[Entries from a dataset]

━━━━━━

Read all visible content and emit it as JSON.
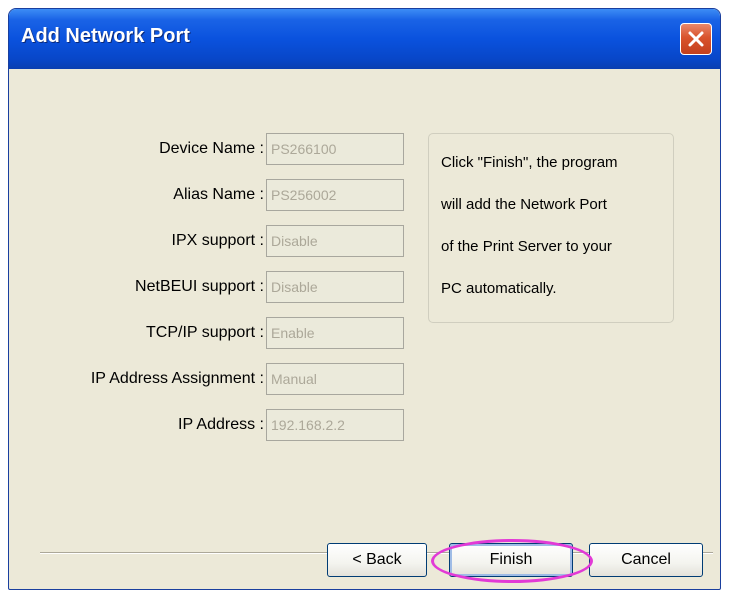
{
  "window": {
    "title": "Add Network Port"
  },
  "form": {
    "fields": [
      {
        "label": "Device Name :",
        "value": "PS266100"
      },
      {
        "label": "Alias Name :",
        "value": "PS256002"
      },
      {
        "label": "IPX support :",
        "value": "Disable"
      },
      {
        "label": "NetBEUI support :",
        "value": "Disable"
      },
      {
        "label": "TCP/IP support :",
        "value": "Enable"
      },
      {
        "label": "IP Address Assignment :",
        "value": "Manual"
      },
      {
        "label": "IP Address :",
        "value": "192.168.2.2"
      }
    ]
  },
  "info": {
    "lines": [
      "Click \"Finish\", the program",
      "will add the Network Port",
      "of the Print Server to your",
      "PC automatically."
    ]
  },
  "buttons": {
    "back": "< Back",
    "finish": "Finish",
    "cancel": "Cancel"
  },
  "colors": {
    "titlebar": "#0a52de",
    "dialog_bg": "#ece9d8",
    "highlight": "#e23ad6",
    "close": "#d9532c"
  }
}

━━━━━━

» Task directions
Report how many lines hold the string "Finish", giving the number and nothing else.

» Written answer
2